begin
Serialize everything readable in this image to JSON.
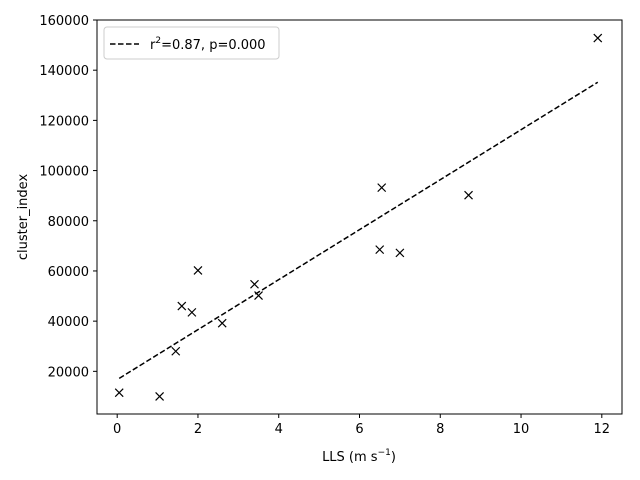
{
  "chart_data": {
    "type": "scatter",
    "xlabel": "LLS (m s",
    "xlabel_sup": "−1",
    "xlabel_close": ")",
    "ylabel": "cluster_index",
    "xlim": [
      -0.5,
      12.5
    ],
    "ylim": [
      3000,
      160000
    ],
    "xticks": [
      0,
      2,
      4,
      6,
      8,
      10,
      12
    ],
    "yticks": [
      20000,
      40000,
      60000,
      80000,
      100000,
      120000,
      140000,
      160000
    ],
    "grid": false,
    "legend_placement": "top-left",
    "legend": {
      "prefix": "r",
      "sup": "2",
      "suffix": "=0.87, p=0.000"
    },
    "points": [
      {
        "x": 0.05,
        "y": 11500
      },
      {
        "x": 1.05,
        "y": 10000
      },
      {
        "x": 1.45,
        "y": 28000
      },
      {
        "x": 1.6,
        "y": 46000
      },
      {
        "x": 1.85,
        "y": 43500
      },
      {
        "x": 2.0,
        "y": 60200
      },
      {
        "x": 2.6,
        "y": 39200
      },
      {
        "x": 3.4,
        "y": 54700
      },
      {
        "x": 3.5,
        "y": 50200
      },
      {
        "x": 6.5,
        "y": 68500
      },
      {
        "x": 6.55,
        "y": 93200
      },
      {
        "x": 7.0,
        "y": 67200
      },
      {
        "x": 8.7,
        "y": 90200
      },
      {
        "x": 11.9,
        "y": 152800
      }
    ],
    "fit_line": [
      {
        "x": 0.05,
        "y": 17200
      },
      {
        "x": 11.9,
        "y": 135200
      }
    ]
  }
}
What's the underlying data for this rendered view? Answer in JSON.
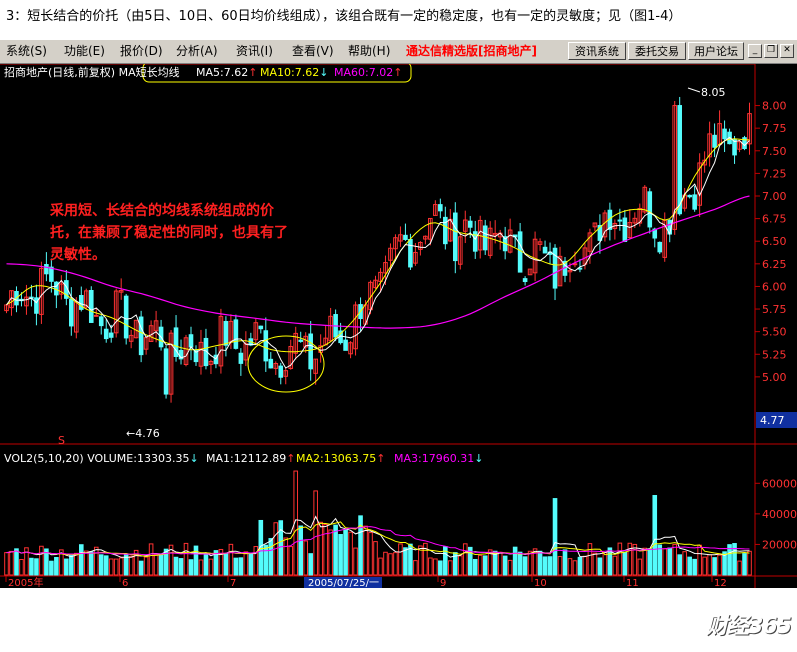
{
  "caption": "3：短长结合的价托（由5日、10日、60日均价线组成），该组合既有一定的稳定度，也有一定的灵敏度；见（图1-4）",
  "menu": {
    "items": [
      "系统(S)",
      "功能(E)",
      "报价(D)",
      "分析(A)",
      "资讯(I)",
      "查看(V)",
      "帮助(H)"
    ],
    "brand": "通达信精选版",
    "stock_link": "[招商地产]",
    "buttons": [
      "资讯系统",
      "委托交易",
      "用户论坛"
    ],
    "window_controls": [
      "minimize-icon",
      "restore-icon",
      "close-icon"
    ]
  },
  "price_header": {
    "title": "招商地产(日线,前复权)",
    "ma_prefix": "MA",
    "formula": "短长均线",
    "ma5": "MA5:7.62",
    "ma10": "MA10:7.62",
    "ma60": "MA60:7.02",
    "arrow_up": "↑",
    "arrow_down": "↓"
  },
  "annotation": "采用短、长结合的均线系统组成的价托，在兼顾了稳定性的同时，也具有了灵敏性。",
  "markers": {
    "high_label": "8.05",
    "low_label": "←4.76",
    "current_price": "4.77",
    "event_marker": "S"
  },
  "volume_header": {
    "title": "VOL2(5,10,20)",
    "volume": "VOLUME:13303.35",
    "ma1": "MA1:12112.89",
    "ma2": "MA2:13063.75",
    "ma3": "MA3:17960.31",
    "arrow_up": "↑",
    "arrow_down": "↓"
  },
  "colors": {
    "up": "#ff3232",
    "down": "#54fcfc",
    "ma5": "#ffffff",
    "ma10": "#ffff00",
    "ma60": "#ff00ff",
    "axis": "#c00000",
    "highlight": "#ffff00"
  },
  "chart_data": [
    {
      "type": "candlestick",
      "title": "招商地产(日线,前复权)",
      "y_ticks": [
        8.0,
        7.75,
        7.5,
        7.25,
        7.0,
        6.75,
        6.5,
        6.25,
        6.0,
        5.75,
        5.5,
        5.25,
        5.0
      ],
      "ylim": [
        4.7,
        8.15
      ],
      "x_ticks": [
        "2005年",
        "6",
        "7",
        "2005/07/25/一",
        "9",
        "10",
        "11",
        "12"
      ],
      "ma60_values": [
        6.25,
        6.22,
        6.13,
        6.0,
        5.9,
        5.78,
        5.7,
        5.65,
        5.6,
        5.57,
        5.55,
        5.54,
        5.57,
        5.68,
        5.87,
        6.05,
        6.25,
        6.43,
        6.58,
        6.72,
        6.85,
        7.0
      ],
      "ma10_values": [
        5.8,
        6.0,
        5.95,
        5.75,
        5.65,
        5.5,
        5.38,
        5.3,
        5.35,
        5.4,
        5.3,
        5.28,
        5.35,
        5.6,
        6.0,
        6.45,
        6.7,
        6.6,
        6.55,
        6.45,
        6.3,
        6.25,
        6.55,
        6.8,
        6.85,
        6.75,
        7.25,
        7.6,
        7.62
      ],
      "low": 4.76,
      "high": 8.05,
      "current": 4.77
    },
    {
      "type": "bar",
      "title": "VOL2(5,10,20)",
      "y_ticks": [
        60000,
        40000,
        20000
      ],
      "ylim": [
        0,
        70000
      ],
      "series": [
        {
          "name": "MA1",
          "value": 12112.89
        },
        {
          "name": "MA2",
          "value": 13063.75
        },
        {
          "name": "MA3",
          "value": 17960.31
        }
      ],
      "last_volume": 13303.35
    }
  ]
}
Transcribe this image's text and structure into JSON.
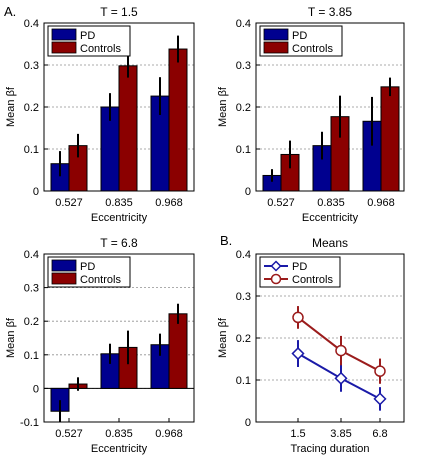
{
  "panel_labels": {
    "a": "A.",
    "b": "B."
  },
  "colors": {
    "pd": "#00008f",
    "controls": "#8b0000",
    "pd_line": "#1a1aa8",
    "controls_line": "#9b1c1c",
    "grid": "#909090"
  },
  "chart_data": [
    {
      "id": "t15",
      "type": "bar",
      "title": "T = 1.5",
      "xlabel": "Eccentricity",
      "ylabel": "Mean βf",
      "ylim": [
        0,
        0.4
      ],
      "yticks": [
        "0",
        "0.1",
        "0.2",
        "0.3",
        "0.4"
      ],
      "categories": [
        "0.527",
        "0.835",
        "0.968"
      ],
      "legend": "top-left",
      "grid": "horizontal dashed",
      "series": [
        {
          "name": "PD",
          "color": "#00008f",
          "values": [
            0.065,
            0.2,
            0.226
          ],
          "errors": [
            0.03,
            0.033,
            0.045
          ]
        },
        {
          "name": "Controls",
          "color": "#8b0000",
          "values": [
            0.108,
            0.298,
            0.338
          ],
          "errors": [
            0.028,
            0.028,
            0.032
          ]
        }
      ]
    },
    {
      "id": "t385",
      "type": "bar",
      "title": "T = 3.85",
      "xlabel": "Eccentricity",
      "ylabel": "Mean βf",
      "ylim": [
        0,
        0.4
      ],
      "yticks": [
        "0",
        "0.1",
        "0.2",
        "0.3",
        "0.4"
      ],
      "categories": [
        "0.527",
        "0.835",
        "0.968"
      ],
      "legend": "top-left",
      "grid": "horizontal dashed",
      "series": [
        {
          "name": "PD",
          "color": "#00008f",
          "values": [
            0.037,
            0.108,
            0.166
          ],
          "errors": [
            0.015,
            0.033,
            0.058
          ]
        },
        {
          "name": "Controls",
          "color": "#8b0000",
          "values": [
            0.087,
            0.177,
            0.248
          ],
          "errors": [
            0.033,
            0.05,
            0.022
          ]
        }
      ]
    },
    {
      "id": "t68",
      "type": "bar",
      "title": "T = 6.8",
      "xlabel": "Eccentricity",
      "ylabel": "Mean βf",
      "ylim": [
        -0.1,
        0.4
      ],
      "yticks": [
        "-0.1",
        "0",
        "0.1",
        "0.2",
        "0.3",
        "0.4"
      ],
      "categories": [
        "0.527",
        "0.835",
        "0.968"
      ],
      "legend": "top-left",
      "grid": "horizontal dashed",
      "series": [
        {
          "name": "PD",
          "color": "#00008f",
          "values": [
            -0.068,
            0.103,
            0.13
          ],
          "errors": [
            0.033,
            0.03,
            0.033
          ]
        },
        {
          "name": "Controls",
          "color": "#8b0000",
          "values": [
            0.013,
            0.122,
            0.222
          ],
          "errors": [
            0.02,
            0.05,
            0.03
          ]
        }
      ]
    },
    {
      "id": "means",
      "type": "line",
      "title": "Means",
      "xlabel": "Tracing duration",
      "ylabel": "Mean βf",
      "ylim": [
        0,
        0.4
      ],
      "yticks": [
        "0",
        "0.1",
        "0.2",
        "0.3",
        "0.4"
      ],
      "x": [
        "1.5",
        "3.85",
        "6.8"
      ],
      "legend": "top-left",
      "grid": "horizontal dashed",
      "series": [
        {
          "name": "PD",
          "color": "#1a1aa8",
          "marker": "diamond",
          "values": [
            0.163,
            0.104,
            0.055
          ],
          "errors": [
            0.032,
            0.032,
            0.028
          ]
        },
        {
          "name": "Controls",
          "color": "#9b1c1c",
          "marker": "circle",
          "values": [
            0.249,
            0.17,
            0.121
          ],
          "errors": [
            0.027,
            0.035,
            0.03
          ]
        }
      ]
    }
  ]
}
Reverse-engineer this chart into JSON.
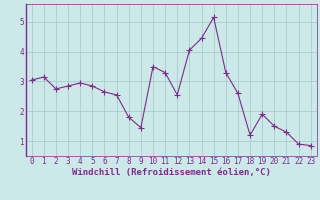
{
  "x": [
    0,
    1,
    2,
    3,
    4,
    5,
    6,
    7,
    8,
    9,
    10,
    11,
    12,
    13,
    14,
    15,
    16,
    17,
    18,
    19,
    20,
    21,
    22,
    23
  ],
  "y": [
    3.05,
    3.15,
    2.75,
    2.85,
    2.95,
    2.85,
    2.65,
    2.55,
    1.8,
    1.45,
    3.5,
    3.3,
    2.55,
    4.05,
    4.45,
    5.15,
    3.3,
    2.6,
    1.2,
    1.9,
    1.5,
    1.3,
    0.9,
    0.85
  ],
  "line_color": "#7b2d8b",
  "marker": "+",
  "markersize": 4,
  "linewidth": 0.8,
  "bg_color": "#cce8e8",
  "grid_color": "#a8cccc",
  "xlabel": "Windchill (Refroidissement éolien,°C)",
  "ylim": [
    0.5,
    5.6
  ],
  "xlim": [
    -0.5,
    23.5
  ],
  "yticks": [
    1,
    2,
    3,
    4,
    5
  ],
  "xticks": [
    0,
    1,
    2,
    3,
    4,
    5,
    6,
    7,
    8,
    9,
    10,
    11,
    12,
    13,
    14,
    15,
    16,
    17,
    18,
    19,
    20,
    21,
    22,
    23
  ],
  "tick_fontsize": 5.5,
  "xlabel_fontsize": 6.5,
  "tick_color": "#7b2d8b",
  "spine_color": "#7b2d8b"
}
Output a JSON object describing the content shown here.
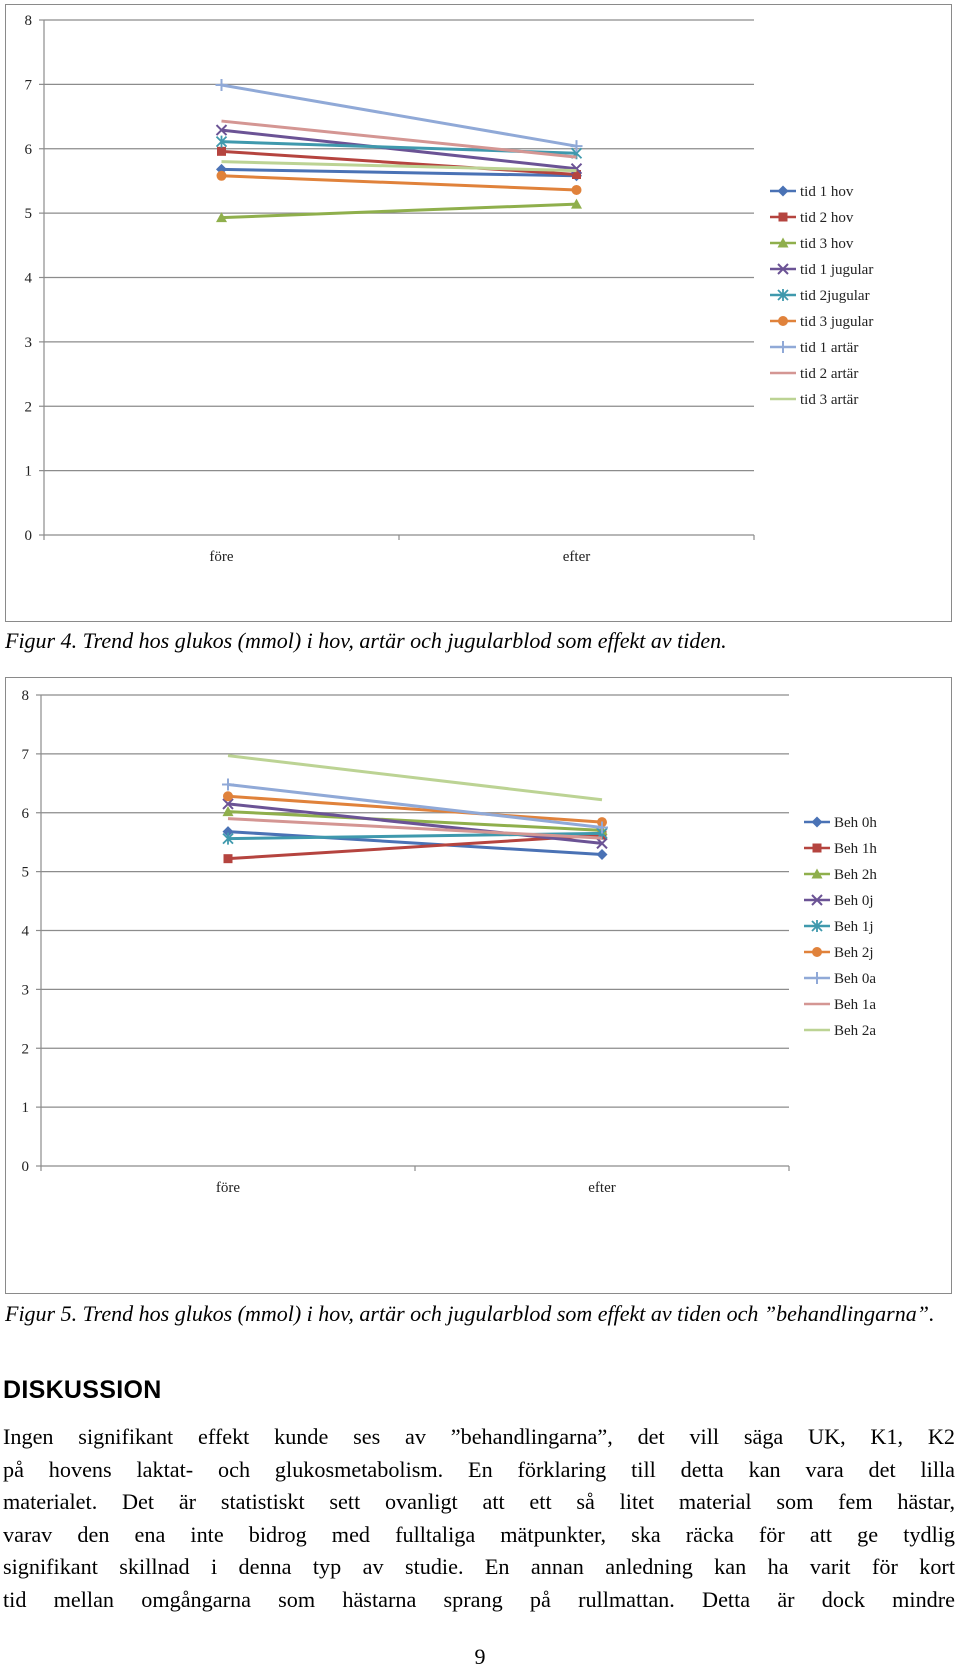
{
  "chart_data": [
    {
      "type": "line",
      "categories": [
        "före",
        "efter"
      ],
      "ylim": [
        0,
        8
      ],
      "yticks": [
        0,
        1,
        2,
        3,
        4,
        5,
        6,
        7,
        8
      ],
      "grid": true,
      "legend_position": "right",
      "series": [
        {
          "name": "tid 1 hov",
          "values": [
            5.68,
            5.58
          ],
          "color": "#4a72b5",
          "marker": "diamond"
        },
        {
          "name": "tid 2 hov",
          "values": [
            5.96,
            5.6
          ],
          "color": "#b5443f",
          "marker": "square"
        },
        {
          "name": "tid 3 hov",
          "values": [
            4.93,
            5.14
          ],
          "color": "#8faf4c",
          "marker": "triangle"
        },
        {
          "name": "tid 1 jugular",
          "values": [
            6.29,
            5.69
          ],
          "color": "#6b5395",
          "marker": "x"
        },
        {
          "name": "tid 2jugular",
          "values": [
            6.11,
            5.93
          ],
          "color": "#3f99ad",
          "marker": "star"
        },
        {
          "name": "tid 3 jugular",
          "values": [
            5.58,
            5.36
          ],
          "color": "#e0823b",
          "marker": "circle"
        },
        {
          "name": "tid 1 artär",
          "values": [
            6.99,
            6.04
          ],
          "color": "#90a9d7",
          "marker": "plus"
        },
        {
          "name": "tid 2 artär",
          "values": [
            6.43,
            5.87
          ],
          "color": "#d49693",
          "marker": "none"
        },
        {
          "name": "tid 3 artär",
          "values": [
            5.8,
            5.66
          ],
          "color": "#bcd394",
          "marker": "none"
        }
      ]
    },
    {
      "type": "line",
      "categories": [
        "före",
        "efter"
      ],
      "ylim": [
        0,
        8
      ],
      "yticks": [
        0,
        1,
        2,
        3,
        4,
        5,
        6,
        7,
        8
      ],
      "grid": true,
      "legend_position": "right",
      "series": [
        {
          "name": "Beh 0h",
          "values": [
            5.68,
            5.29
          ],
          "color": "#4a72b5",
          "marker": "diamond"
        },
        {
          "name": "Beh 1h",
          "values": [
            5.22,
            5.62
          ],
          "color": "#b5443f",
          "marker": "square"
        },
        {
          "name": "Beh 2h",
          "values": [
            6.02,
            5.7
          ],
          "color": "#8faf4c",
          "marker": "triangle"
        },
        {
          "name": "Beh 0j",
          "values": [
            6.15,
            5.48
          ],
          "color": "#6b5395",
          "marker": "x"
        },
        {
          "name": "Beh 1j",
          "values": [
            5.56,
            5.65
          ],
          "color": "#3f99ad",
          "marker": "star"
        },
        {
          "name": "Beh 2j",
          "values": [
            6.28,
            5.84
          ],
          "color": "#e0823b",
          "marker": "circle"
        },
        {
          "name": "Beh 0a",
          "values": [
            6.48,
            5.75
          ],
          "color": "#90a9d7",
          "marker": "plus"
        },
        {
          "name": "Beh 1a",
          "values": [
            5.9,
            5.57
          ],
          "color": "#d49693",
          "marker": "none"
        },
        {
          "name": "Beh 2a",
          "values": [
            6.97,
            6.22
          ],
          "color": "#bcd394",
          "marker": "none"
        }
      ]
    }
  ],
  "captions": {
    "fig4": "Figur 4. Trend hos glukos (mmol) i hov, artär och jugularblod som effekt av tiden.",
    "fig5": "Figur 5. Trend hos glukos (mmol) i hov, artär och jugularblod som effekt av tiden och ”behandlingarna”."
  },
  "section": {
    "heading": "DISKUSSION",
    "lines": [
      "Ingen signifikant effekt kunde ses av ”behandlingarna”, det vill säga UK, K1, K2",
      "på hovens laktat- och glukosmetabolism. En förklaring till detta kan vara det lilla",
      "materialet. Det är statistiskt sett ovanligt att ett så litet material som fem hästar,",
      "varav den ena inte bidrog med fulltaliga mätpunkter, ska räcka för att ge tydlig",
      "signifikant skillnad i denna typ av studie. En annan anledning kan ha varit för kort",
      "tid mellan omgångarna som hästarna sprang på rullmattan. Detta är dock mindre"
    ]
  },
  "page_number": "9"
}
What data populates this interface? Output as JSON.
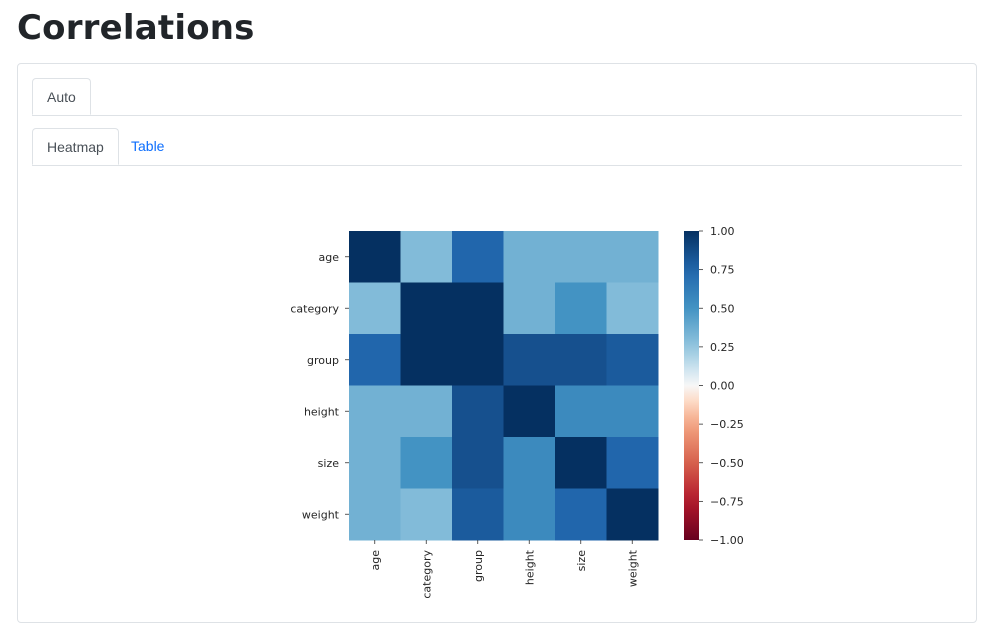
end
Read through the lines above and collect those that contain the string "tiden".

    "fig4": "Figur 4. Trend hos glukos (mmol) i hov, artär och jugularblod som effekt av tiden.",
    "fig5": "Figur 5. Trend hos glukos (mmol) i hov, artär och jugularblod som effekt av tiden och ”behandlingarna”."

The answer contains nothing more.